§ **Data listing**
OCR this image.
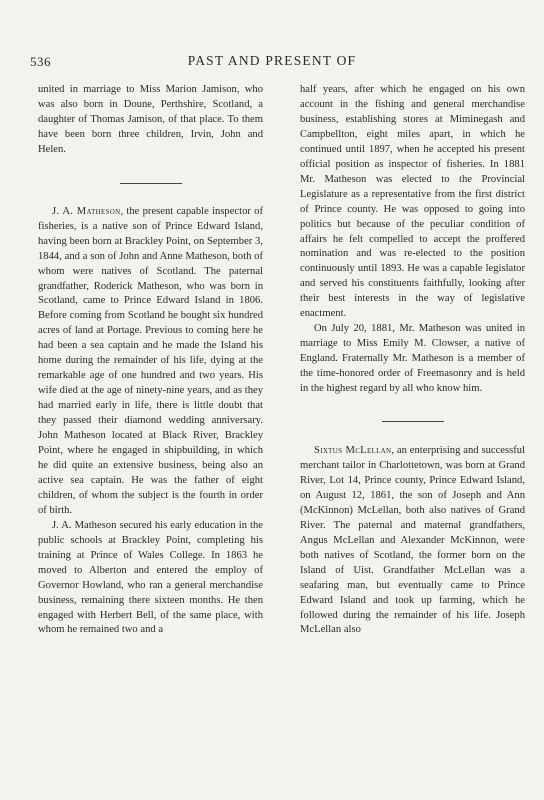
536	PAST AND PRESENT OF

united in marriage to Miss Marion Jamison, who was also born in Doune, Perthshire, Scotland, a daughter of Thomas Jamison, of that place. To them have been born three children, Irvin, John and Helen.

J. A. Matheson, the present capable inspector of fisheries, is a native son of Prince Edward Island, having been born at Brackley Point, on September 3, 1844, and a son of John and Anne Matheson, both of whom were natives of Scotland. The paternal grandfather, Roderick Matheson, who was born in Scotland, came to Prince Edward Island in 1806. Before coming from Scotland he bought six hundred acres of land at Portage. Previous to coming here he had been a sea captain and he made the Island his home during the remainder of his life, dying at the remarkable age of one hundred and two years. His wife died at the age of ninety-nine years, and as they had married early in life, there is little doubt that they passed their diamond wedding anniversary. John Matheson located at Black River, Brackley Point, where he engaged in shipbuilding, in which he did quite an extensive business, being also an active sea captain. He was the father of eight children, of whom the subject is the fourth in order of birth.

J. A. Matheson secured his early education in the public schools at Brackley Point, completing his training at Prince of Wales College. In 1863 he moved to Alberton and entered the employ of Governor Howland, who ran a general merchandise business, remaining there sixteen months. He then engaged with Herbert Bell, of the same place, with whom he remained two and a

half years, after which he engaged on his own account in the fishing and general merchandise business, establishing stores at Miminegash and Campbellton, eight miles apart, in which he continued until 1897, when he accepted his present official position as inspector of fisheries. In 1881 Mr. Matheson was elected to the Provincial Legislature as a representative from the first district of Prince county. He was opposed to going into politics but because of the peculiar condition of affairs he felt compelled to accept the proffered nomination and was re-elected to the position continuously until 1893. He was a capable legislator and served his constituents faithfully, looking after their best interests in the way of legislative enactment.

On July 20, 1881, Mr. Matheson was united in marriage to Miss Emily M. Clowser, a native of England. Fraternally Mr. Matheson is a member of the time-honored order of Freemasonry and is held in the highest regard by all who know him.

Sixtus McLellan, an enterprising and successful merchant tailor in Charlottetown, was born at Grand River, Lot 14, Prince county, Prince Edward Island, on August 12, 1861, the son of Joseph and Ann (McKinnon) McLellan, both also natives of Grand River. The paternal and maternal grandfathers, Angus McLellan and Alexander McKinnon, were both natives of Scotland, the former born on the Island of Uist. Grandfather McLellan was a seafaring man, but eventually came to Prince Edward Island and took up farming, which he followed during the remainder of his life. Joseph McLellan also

§ **Job**
Pictures are to be left out; all else in the entries above is to be quoted exactly.

§ **Exercise output**
OCR this image.
536	PAST AND PRESENT OF

united in marriage to Miss Marion Jamison, who was also born in Doune, Perthshire, Scotland, a daughter of Thomas Jamison, of that place. To them have been born three children, Irvin, John and Helen.

J. A. Matheson, the present capable inspector of fisheries, is a native son of Prince Edward Island, having been born at Brackley Point, on September 3, 1844, and a son of John and Anne Matheson, both of whom were natives of Scotland. The paternal grandfather, Roderick Matheson, who was born in Scotland, came to Prince Edward Island in 1806. Before coming from Scotland he bought six hundred acres of land at Portage. Previous to coming here he had been a sea captain and he made the Island his home during the remainder of his life, dying at the remarkable age of one hundred and two years. His wife died at the age of ninety-nine years, and as they had married early in life, there is little doubt that they passed their diamond wedding anniversary. John Matheson located at Black River, Brackley Point, where he engaged in shipbuilding, in which he did quite an extensive business, being also an active sea captain. He was the father of eight children, of whom the subject is the fourth in order of birth.

J. A. Matheson secured his early education in the public schools at Brackley Point, completing his training at Prince of Wales College. In 1863 he moved to Alberton and entered the employ of Governor Howland, who ran a general merchandise business, remaining there sixteen months. He then engaged with Herbert Bell, of the same place, with whom he remained two and a

half years, after which he engaged on his own account in the fishing and general merchandise business, establishing stores at Miminegash and Campbellton, eight miles apart, in which he continued until 1897, when he accepted his present official position as inspector of fisheries. In 1881 Mr. Matheson was elected to the Provincial Legislature as a representative from the first district of Prince county. He was opposed to going into politics but because of the peculiar condition of affairs he felt compelled to accept the proffered nomination and was re-elected to the position continuously until 1893. He was a capable legislator and served his constituents faithfully, looking after their best interests in the way of legislative enactment.

On July 20, 1881, Mr. Matheson was united in marriage to Miss Emily M. Clowser, a native of England. Fraternally Mr. Matheson is a member of the time-honored order of Freemasonry and is held in the highest regard by all who know him.

Sixtus McLellan, an enterprising and successful merchant tailor in Charlottetown, was born at Grand River, Lot 14, Prince county, Prince Edward Island, on August 12, 1861, the son of Joseph and Ann (McKinnon) McLellan, both also natives of Grand River. The paternal and maternal grandfathers, Angus McLellan and Alexander McKinnon, were both natives of Scotland, the former born on the Island of Uist. Grandfather McLellan was a seafaring man, but eventually came to Prince Edward Island and took up farming, which he followed during the remainder of his life. Joseph McLellan also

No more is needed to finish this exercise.